Dataset items:
## Begin

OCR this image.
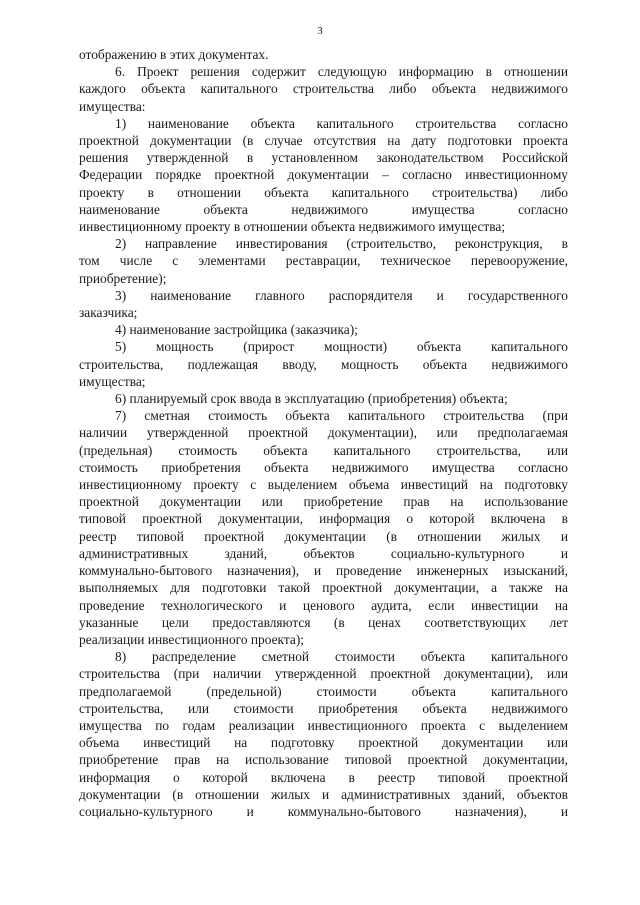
3
отображению в этих документах.
6. Проект решения содержит следующую информацию в отношении
каждого объекта капитального строительства либо объекта недвижимого
имущества:
1) наименование объекта капитального строительства согласно
проектной документации (в случае отсутствия на дату подготовки проекта
решения утвержденной в установленном законодательством Российской
Федерации порядке проектной документации – согласно инвестиционному
проекту в отношении объекта капитального строительства) либо
наименование объекта недвижимого имущества согласно
инвестиционному проекту в отношении объекта недвижимого имущества;
2) направление инвестирования (строительство, реконструкция, в
том числе с элементами реставрации, техническое перевооружение,
приобретение);
3) наименование главного распорядителя и государственного
заказчика;
4) наименование застройщика (заказчика);
5) мощность (прирост мощности) объекта капитального
строительства, подлежащая вводу, мощность объекта недвижимого
имущества;
6) планируемый срок ввода в эксплуатацию (приобретения) объекта;
7) сметная стоимость объекта капитального строительства (при
наличии утвержденной проектной документации), или предполагаемая
(предельная) стоимость объекта капитального строительства, или
стоимость приобретения объекта недвижимого имущества согласно
инвестиционному проекту с выделением объема инвестиций на подготовку
проектной документации или приобретение прав на использование
типовой проектной документации, информация о которой включена в
реестр типовой проектной документации (в отношении жилых и
административных зданий, объектов социально-культурного и
коммунально-бытового назначения), и проведение инженерных изысканий,
выполняемых для подготовки такой проектной документации, а также на
проведение технологического и ценового аудита, если инвестиции на
указанные цели предоставляются (в ценах соответствующих лет
реализации инвестиционного проекта);
8) распределение сметной стоимости объекта капитального
строительства (при наличии утвержденной проектной документации), или
предполагаемой (предельной) стоимости объекта капитального
строительства, или стоимости приобретения объекта недвижимого
имущества по годам реализации инвестиционного проекта с выделением
объема инвестиций на подготовку проектной документации или
приобретение прав на использование типовой проектной документации,
информация о которой включена в реестр типовой проектной
документации (в отношении жилых и административных зданий, объектов
социально-культурного и коммунально-бытового назначения), и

## End

__Goal__:
Only a number is wanted: how many lines above include "назначения"?

__Solution to this exercise__:
2